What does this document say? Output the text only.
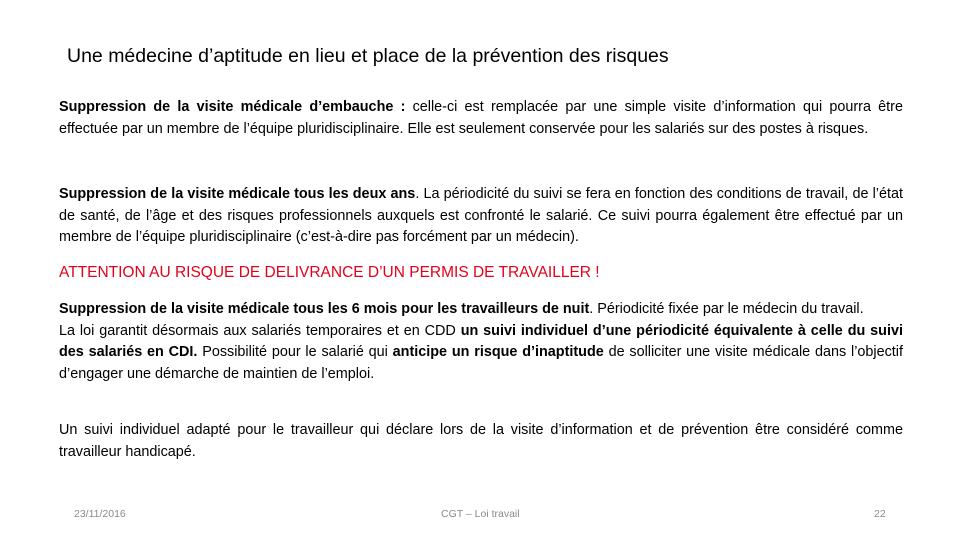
Une médecine d’aptitude en lieu et place de la prévention des risques
Suppression de la visite médicale d’embauche : celle-ci est remplacée par une simple visite d’information qui pourra être effectuée par un membre de l’équipe pluridisciplinaire. Elle est seulement conservée pour les salariés sur des postes à risques.
Suppression de la visite médicale tous les deux ans. La périodicité du suivi se fera en fonction des conditions de travail, de l’état de santé, de l’âge et des risques professionnels auxquels est confronté le salarié. Ce suivi pourra également être effectué par un membre de l’équipe pluridisciplinaire (c’est-à-dire pas forcément par un médecin).
ATTENTION AU RISQUE DE DELIVRANCE D’UN PERMIS DE TRAVAILLER !
Suppression de la visite médicale tous les 6 mois pour les travailleurs de nuit. Périodicité fixée par le médecin du travail.
La loi garantit désormais aux salariés temporaires et en CDD un suivi individuel d’une périodicité équivalente à celle du suivi des salariés en CDI. Possibilité pour le salarié qui anticipe un risque d’inaptitude de solliciter une visite médicale dans l’objectif d’engager une démarche de maintien de l’emploi.
Un suivi individuel adapté pour le travailleur qui déclare lors de la visite d’information et de prévention être considéré comme travailleur handicapé.
23/11/2016	CGT – Loi travail	22
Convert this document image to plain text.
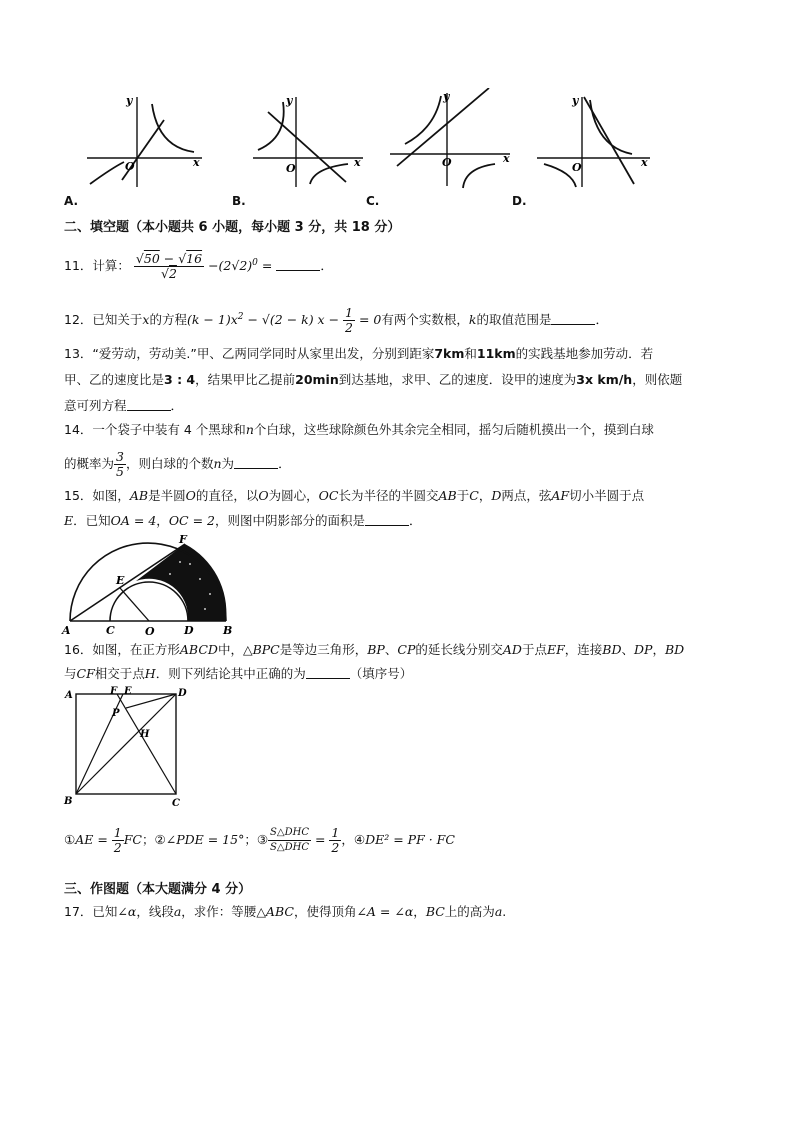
y
x
O
y
x
O
y
x
O
y
x
O
A.	B.	C.	D.
二、填空题（本小题共 6 小题，每小题 3 分，共 18 分）
11．计算： $\frac{√50 - √16}{√2} -(2√2)^0$ =	．
12．已知关于x的方程$(k - 1)x^2 - √(2 - k)$ $x - \frac{1}{2} = 0$有两个实数根，k的取值范围是	．
13．“爱劳动，劳动美.”甲、乙两同学同时从家里出发，分别到距家7km和11km的实践基地参加劳动．若
甲、乙的速度比是3 : 4，结果甲比乙提前20min到达基地，求甲、乙的速度．设甲的速度为3x km/h，则依题
意可列方程	．
14．一个袋子中装有 4 个黑球和n个白球，这些球除颜色外其余完全相同，摇匀后随机摸出一个，摸到白球
的概率为 $\frac{3}{5}$ ，则白球的个数n为	．
15．如图，AB是半圆O的直径，以O为圆心，OC长为半径的半圆交AB于C，D两点，弦AF切小半圆于点
E．已知OA = 4，OC = 2，则图中阴影部分的面积是	．
A	C	O	D	B
E
F
16．如图，在正方形ABCD中，△BPC是等边三角形，BP、CP的延长线分别交AD于点EF，连接BD、DP，BD
与CF相交于点H．则下列结论其中正确的为	（填序号）
A	F E	D
P
H
B	C
①AE = $\frac{1}{2}$ FC；②∠PDE = 15°；③ $\frac{\text{S△DHC}}{\text{S△DHC}} = \frac{1}{2}$ ，④DE² = PF · FC
三、作图题（本大题满分 4 分）
17．已知∠α，线段a，求作：等腰△ABC，使得顶角∠A = ∠α，BC上的高为a.
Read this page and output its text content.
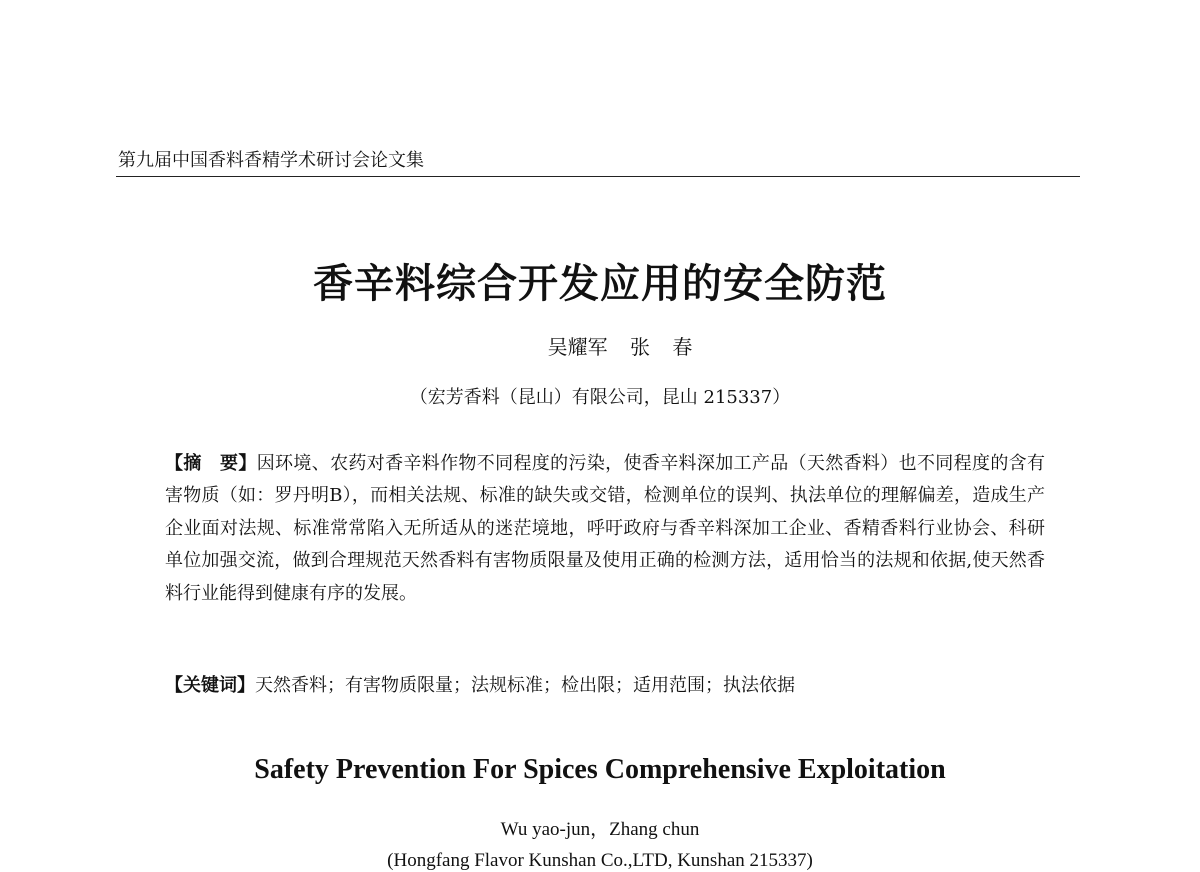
第九届中国香料香精学术研讨会论文集
香辛料综合开发应用的安全防范
吴耀军 张 春
（宏芳香料（昆山）有限公司，昆山 215337）
【摘　要】因环境、农药对香辛料作物不同程度的污染，使香辛料深加工产品（天然香料）也不同程度的含有害物质（如：罗丹明B），而相关法规、标准的缺失或交错，检测单位的误判、执法单位的理解偏差，造成生产企业面对法规、标准常常陷入无所适从的迷茫境地，呼吁政府与香辛料深加工企业、香精香料行业协会、科研单位加强交流，做到合理规范天然香料有害物质限量及使用正确的检测方法，适用恰当的法规和依据,使天然香料行业能得到健康有序的发展。
【关键词】天然香料；有害物质限量；法规标准；检出限；适用范围；执法依据
Safety Prevention For Spices Comprehensive Exploitation
Wu yao-jun，Zhang chun
(Hongfang Flavor Kunshan Co.,LTD, Kunshan 215337)
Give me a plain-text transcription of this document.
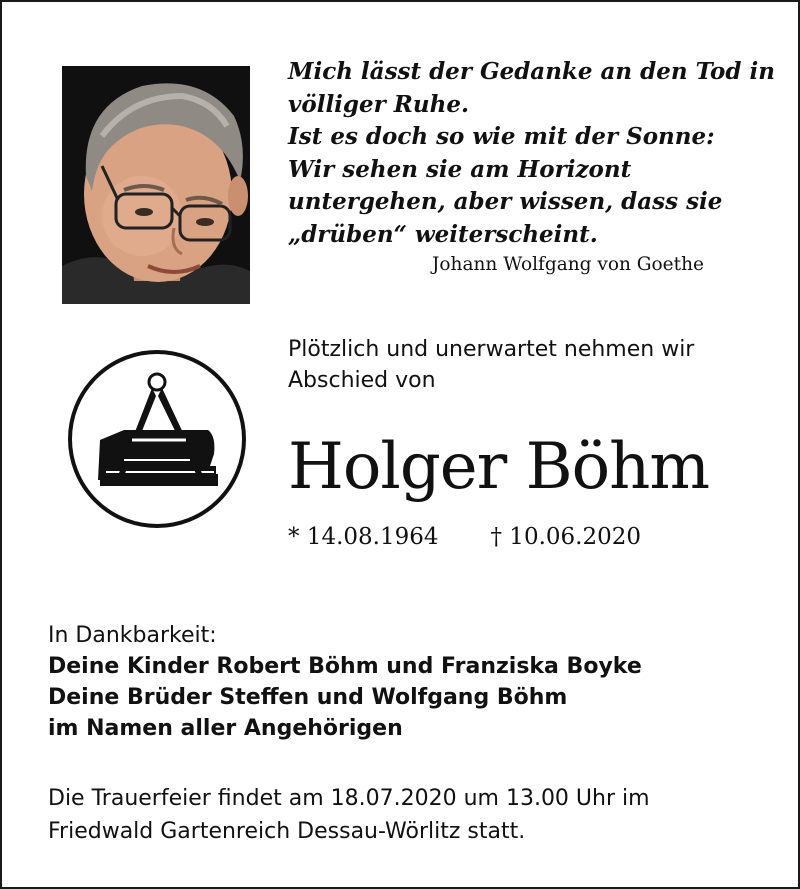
Mich lässt der Gedanke an den Tod in
völliger Ruhe.
Ist es doch so wie mit der Sonne:
Wir sehen sie am Horizont
untergehen, aber wissen, dass sie
„drüben“ weiterscheint.
Johann Wolfgang von Goethe
Plötzlich und unerwartet nehmen wir
Abschied von
Holger Böhm
* 14.08.1964 † 10.06.2020
In Dankbarkeit:
Deine Kinder Robert Böhm und Franziska Boyke
Deine Brüder Steffen und Wolfgang Böhm
im Namen aller Angehörigen
Die Trauerfeier findet am 18.07.2020 um 13.00 Uhr im
Friedwald Gartenreich Dessau-Wörlitz statt.
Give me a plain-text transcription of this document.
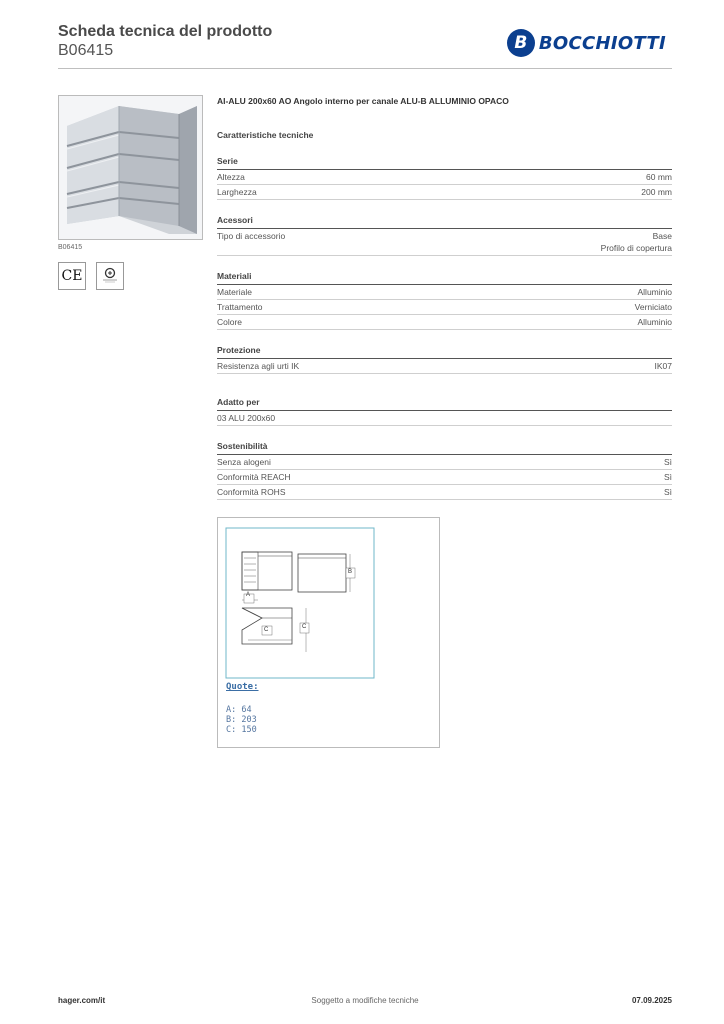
Scheda tecnica del prodotto
B06415	B BOCCHIOTTI
B06415
CE
AI-ALU 200x60 AO Angolo interno per canale ALU-B ALLUMINIO OPACO
Caratteristiche tecniche
Serie
Altezza	60 mm
Larghezza	200 mm
Acessori
Tipo di accessorio	Base
Profilo di copertura
Materiali
Materiale	Alluminio
Trattamento	Verniciato
Colore	Alluminio
Protezione
Resistenza agli urti IK	IK07
Adatto per
03 ALU 200x60
Sostenibilità
Senza alogeni	Sì
Conformità REACH	Sì
Conformità ROHS	Sì
A
B
C	C
Quote:
A: 64
B: 203
C: 150
hager.com/it	Soggetto a modifiche tecniche	07.09.2025
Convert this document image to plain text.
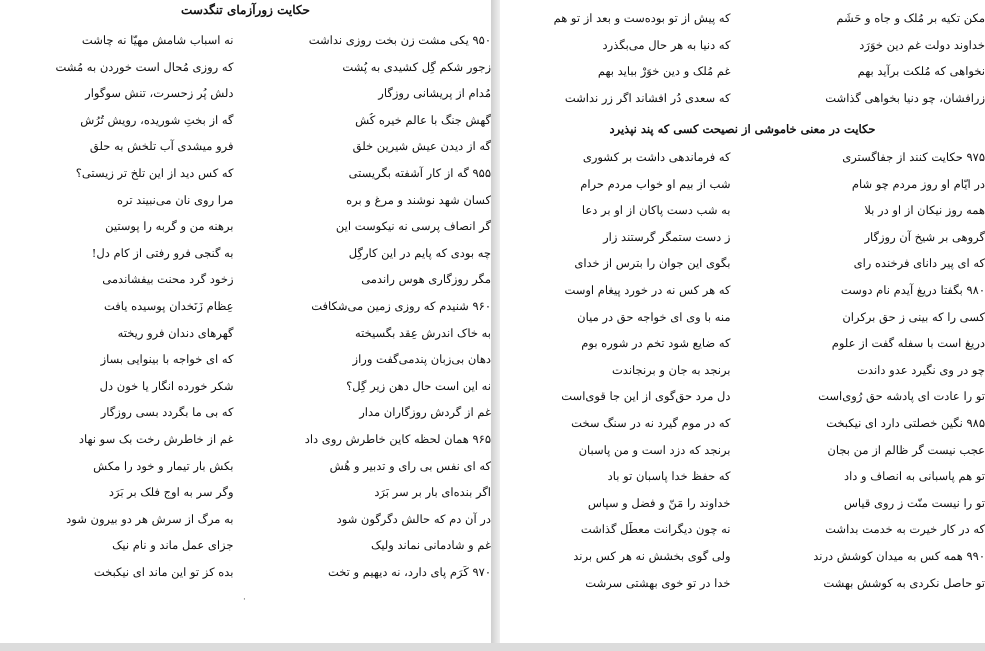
حکایت زورآزمای تنگدست
۹۵۰ یکی مشت زن بخت روزی نداشت
نه اسباب شامش مهیّا نه چاشت
زجور شکم گِل کشیدی به پُشت
که روزی مُحال است خوردن به مُشت
مُدام از پریشانی روزگار
دلش پُر زحسرت، تنش سوگوار
گهش جنگ با عالم خیره کُش
گه از بختِ شوریده، رویش تُرُش
گه از دیدن عیشِ شیرین خلق
فرو میشدی آب تلخش به حلق
۹۵۵ گه از کار آشفته بگریستی
که کس دید از این تلخ تر زیستی؟
کسان شهد نوشند و مرغ و بره
مرا روی نان می‌نبیند تره
گر انصاف پرسی نه نیکوست این
برهنه من و گربه را پوستین
چه بودی که پایم در این کارگِل
به گنجی فرو رفتی از کام دل!
مگر روزگاری هوس راندمی
زخود گرد محنت بیفشاندمی
۹۶۰ شنیدم که روزی زمین می‌شکافت
عِظام زَنَخدان پوسیده یافت
به خاک اندرش عِقد بگسیخته
گهرهای دندان فرو ریخته
دهان بی‌زبان پندمی‌گفت وراز
که ای خواجه با بینوایی بساز
نه این است حال دهن زیر گِل؟
شکر خورده انگار یا خون دل
غم از گردش روزگاران مدار
که بی ما بگردد بسی روزگار
۹۶۵ همان لحظه کاین خاطرش روی داد
غم از خاطرش رخت بک سو نهاد
که ای نفسِ بی رای و تدبیر و هُش
بکش بار تیمار و خود را مکش
اگر بنده‌ای بار بر سر بَرَد
وگر سر به اوج فلک بر بَرَد
در آن دم که حالش دگرگون شود
به مرگ از سرش هر دو بیرون شود
غم و شادمانی نماند ولیک
جزای عمل ماند و نام نیک
۹۷۰ کَرَم پای دارد، نه دیهیم و تخت
بده کز تو این ماند ای نیکبخت
·
مکن تکیه بر مُلک و جاه و حَشَم
که پیش از تو بوده‌ست و بعد از تو هم
خداوند دولت غم دین خوَرَد
که دنیا به هر حال می‌بگذرد
نخواهی که مُلکت برآید بهم
غم مُلک و دین خوَرْ بباید بهم
زرافشان، چو دنیا بخواهی گذاشت
که سعدی دُر افشاند اگر زر نداشت
حکایت در معنی خاموشی از نصیحت کسی که پند نپذیرد
۹۷۵ حکایت کنند از جفاگستری
که فرماندهی داشت بر کشوری
در ایّام او روز مردم چو شام
شب از بیم او خواب مردم حرام
همه روز نیکان از او در بلا
به شب دست پاکان از او بر دعا
گروهی بر شیخ آن روزگار
ز دست ستمگر گرستند زار
که ای پیر دانای فرخنده رای
بگوی این جوان را بترس از خدای
۹۸۰ بگفتا دریغ آیدم نام دوست
که هر کس نه در خورد پیغام اوست
کسی را که بینی ز حق برکران
منه با وی ای خواجه حق در میان
دریغ است با سفله گفت از علوم
که ضایع شود تخم در شوره بوم
چو در وی نگیرد عدو داندت
برنجد به جان و برنجاندت
تو را عادت ای پادشه حق رُوی‌است
دل مرد حق‌گوی از این جا قوی‌است
۹۸۵ نگین خصلتی دارد ای نیکبخت
که در موم گیرد نه در سنگ سخت
عجب نیست گر ظالم از من بجان
برنجد که دزد است و من پاسبان
تو هم پاسبانی به انصاف و داد
که حفظ خدا پاسبان تو باد
تو را نیست منّت ز روی قیاس
خداوند را مَنّ و فضل و سپاس
که در کار خیرت به خدمت بداشت
نه چون دیگرانت معطّل گذاشت
۹۹۰ همه کس به میدان کوشش درند
ولی گوی بخشش نه هر کس برند
تو حاصل نکردی به کوشش بهشت
خدا در تو خوی بهشتی سرشت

········

**DIRECTIONS:**
Read the entries above, then pull out the lines that include "frac".

**EXERCISE RESPONSE:**
11．计算： $\frac{√50 - √16}{√2} -(2√2)^0$ =	．
12．已知关于x的方程$(k - 1)x^2 - √(2 - k)$ $x - \frac{1}{2} = 0$有两个实数根，k的取值范围是	．
的概率为 $\frac{3}{5}$ ，则白球的个数n为	．
①AE = $\frac{1}{2}$ FC；②∠PDE = 15°；③ $\frac{\text{S△DHC}}{\text{S△DHC}} = \frac{1}{2}$ ，④DE² = PF · FC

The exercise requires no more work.